Selected passage.
** Tags removed: verification-needed-bionic
** Tags added: verification-done-bionic

-- 
You received this bug notification because you are a member of Kernel
Packages, which is subscribed to linux in Ubuntu.
https://bugs.launchpad.net/bugs/1764982

Title:
  [bionic] machine stuck and bonding not working well when nvmet_rdma
  module is loaded

Status in linux package in Ubuntu:
  In Progress
Status in linux source package in Bionic:
  Fix Committed

Bug description:

  == SRU Justification ==
  This bug causes the machine to get stuck and bonding to not work when
  the nvmet_rdma module is loaded.

  Both of these commits are in mainline as of v4.17-rc1.

  == Fixes ==
  a3dd7d0022c3 ("nvmet-rdma: Don't flush system_wq by default during 
remove_one")
  9bad0404ecd7 ("nvme-rdma: Don't flush delete_wq by default during remove_one")

  == Regression Potential ==
  Low.  Limited to nvme driver and tested by Mellanox.

  == Test Case ==
  A test kernel was built with these patches and tested by the original bug 
reporter.
  The bug reporter states the test kernel resolved the bug.


  
  == Original Bug Description ==

  Hi
  Machine stuck after unregistering bonding interface when the nvmet_rdma 
module is loading.

Information provided.
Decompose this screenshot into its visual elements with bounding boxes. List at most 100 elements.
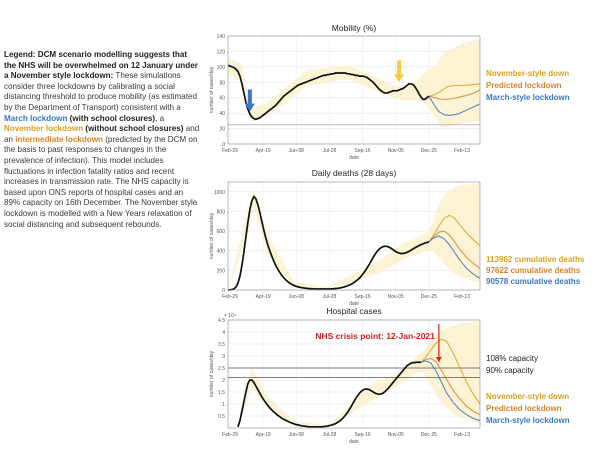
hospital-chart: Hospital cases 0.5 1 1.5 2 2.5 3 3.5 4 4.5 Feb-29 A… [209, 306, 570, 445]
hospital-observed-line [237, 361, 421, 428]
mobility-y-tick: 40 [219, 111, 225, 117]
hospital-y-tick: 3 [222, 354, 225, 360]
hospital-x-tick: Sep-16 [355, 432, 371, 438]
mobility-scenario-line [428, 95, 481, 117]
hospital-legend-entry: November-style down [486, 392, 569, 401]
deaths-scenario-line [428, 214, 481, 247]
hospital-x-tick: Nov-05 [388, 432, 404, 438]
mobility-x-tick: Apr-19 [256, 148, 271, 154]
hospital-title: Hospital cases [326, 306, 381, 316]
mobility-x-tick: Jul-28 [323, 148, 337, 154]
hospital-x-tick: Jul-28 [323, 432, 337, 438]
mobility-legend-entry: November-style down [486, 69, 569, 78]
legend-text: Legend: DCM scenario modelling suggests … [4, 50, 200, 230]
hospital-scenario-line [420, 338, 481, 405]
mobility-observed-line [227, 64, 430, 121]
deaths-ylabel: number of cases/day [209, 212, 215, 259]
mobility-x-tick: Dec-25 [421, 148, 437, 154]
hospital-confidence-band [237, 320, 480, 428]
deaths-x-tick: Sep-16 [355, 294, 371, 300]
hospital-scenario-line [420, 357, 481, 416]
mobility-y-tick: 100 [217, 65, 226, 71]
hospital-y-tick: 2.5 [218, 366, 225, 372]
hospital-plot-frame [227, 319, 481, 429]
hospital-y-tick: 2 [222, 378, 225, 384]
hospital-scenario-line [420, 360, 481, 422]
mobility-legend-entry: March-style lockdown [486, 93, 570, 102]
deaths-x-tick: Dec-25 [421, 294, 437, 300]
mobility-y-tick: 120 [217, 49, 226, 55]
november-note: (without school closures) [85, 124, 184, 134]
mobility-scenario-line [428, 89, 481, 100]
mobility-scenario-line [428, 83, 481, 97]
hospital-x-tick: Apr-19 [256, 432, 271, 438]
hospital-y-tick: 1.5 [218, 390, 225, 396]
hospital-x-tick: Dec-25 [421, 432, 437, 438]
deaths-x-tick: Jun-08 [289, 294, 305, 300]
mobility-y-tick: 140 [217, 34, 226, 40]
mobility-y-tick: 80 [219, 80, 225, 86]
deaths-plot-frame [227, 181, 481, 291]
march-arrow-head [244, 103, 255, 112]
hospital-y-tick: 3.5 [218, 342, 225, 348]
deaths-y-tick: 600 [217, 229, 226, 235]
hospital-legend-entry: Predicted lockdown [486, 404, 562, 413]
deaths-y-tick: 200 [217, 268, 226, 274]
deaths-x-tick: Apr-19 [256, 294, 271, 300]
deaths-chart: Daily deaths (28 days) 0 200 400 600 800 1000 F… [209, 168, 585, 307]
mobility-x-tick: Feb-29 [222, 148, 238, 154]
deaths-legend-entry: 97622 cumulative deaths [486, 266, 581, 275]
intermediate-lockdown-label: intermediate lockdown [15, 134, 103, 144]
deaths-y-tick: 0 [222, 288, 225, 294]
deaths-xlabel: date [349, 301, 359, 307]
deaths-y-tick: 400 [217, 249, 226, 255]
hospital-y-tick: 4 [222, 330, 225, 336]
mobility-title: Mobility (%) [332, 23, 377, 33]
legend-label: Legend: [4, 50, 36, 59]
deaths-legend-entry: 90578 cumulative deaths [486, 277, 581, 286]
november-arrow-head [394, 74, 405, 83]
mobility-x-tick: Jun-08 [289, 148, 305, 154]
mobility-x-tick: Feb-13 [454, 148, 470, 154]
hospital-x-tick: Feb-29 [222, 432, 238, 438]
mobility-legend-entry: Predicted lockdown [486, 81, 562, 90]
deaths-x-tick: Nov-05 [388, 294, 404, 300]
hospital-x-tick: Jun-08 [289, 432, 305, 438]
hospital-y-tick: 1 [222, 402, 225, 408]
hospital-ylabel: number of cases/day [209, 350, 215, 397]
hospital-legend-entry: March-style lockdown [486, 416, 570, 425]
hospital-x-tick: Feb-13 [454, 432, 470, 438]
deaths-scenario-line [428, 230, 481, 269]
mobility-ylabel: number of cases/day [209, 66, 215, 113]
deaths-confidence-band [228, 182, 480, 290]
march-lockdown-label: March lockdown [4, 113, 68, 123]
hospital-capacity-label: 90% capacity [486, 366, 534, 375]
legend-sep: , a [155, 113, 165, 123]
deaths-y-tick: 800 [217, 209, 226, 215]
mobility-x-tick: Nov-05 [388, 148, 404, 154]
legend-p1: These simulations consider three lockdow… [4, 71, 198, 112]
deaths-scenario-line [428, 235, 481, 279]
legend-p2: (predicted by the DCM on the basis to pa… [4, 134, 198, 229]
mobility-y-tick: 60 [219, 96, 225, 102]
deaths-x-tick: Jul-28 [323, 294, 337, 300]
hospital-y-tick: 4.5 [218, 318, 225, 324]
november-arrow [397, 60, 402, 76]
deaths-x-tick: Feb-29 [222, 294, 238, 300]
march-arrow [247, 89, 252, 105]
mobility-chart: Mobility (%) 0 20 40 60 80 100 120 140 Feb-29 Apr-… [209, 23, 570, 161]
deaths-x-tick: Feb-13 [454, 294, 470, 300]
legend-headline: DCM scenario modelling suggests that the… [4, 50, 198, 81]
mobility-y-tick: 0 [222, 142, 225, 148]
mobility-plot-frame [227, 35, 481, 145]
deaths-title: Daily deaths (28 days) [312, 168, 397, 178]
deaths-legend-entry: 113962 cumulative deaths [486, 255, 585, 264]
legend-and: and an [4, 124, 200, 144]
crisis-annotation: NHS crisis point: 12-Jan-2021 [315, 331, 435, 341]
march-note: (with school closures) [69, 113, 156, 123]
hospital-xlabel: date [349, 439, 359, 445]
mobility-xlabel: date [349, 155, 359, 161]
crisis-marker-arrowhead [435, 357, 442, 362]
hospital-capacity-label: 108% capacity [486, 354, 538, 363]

Task objective. Print the part of the bug report from "Both of these" to "tested by Mellanox.". The rows are separate material and have nothing to do with the bug report.

Full response.
Both of these commits are in mainline as of v4.17-rc1.

  == Fixes ==
  a3dd7d0022c3 ("nvmet-rdma: Don't flush system_wq by default during 
remove_one")
  9bad0404ecd7 ("nvme-rdma: Don't flush delete_wq by default during remove_one")

  == Regression Potential ==
  Low.  Limited to nvme driver and tested by Mellanox.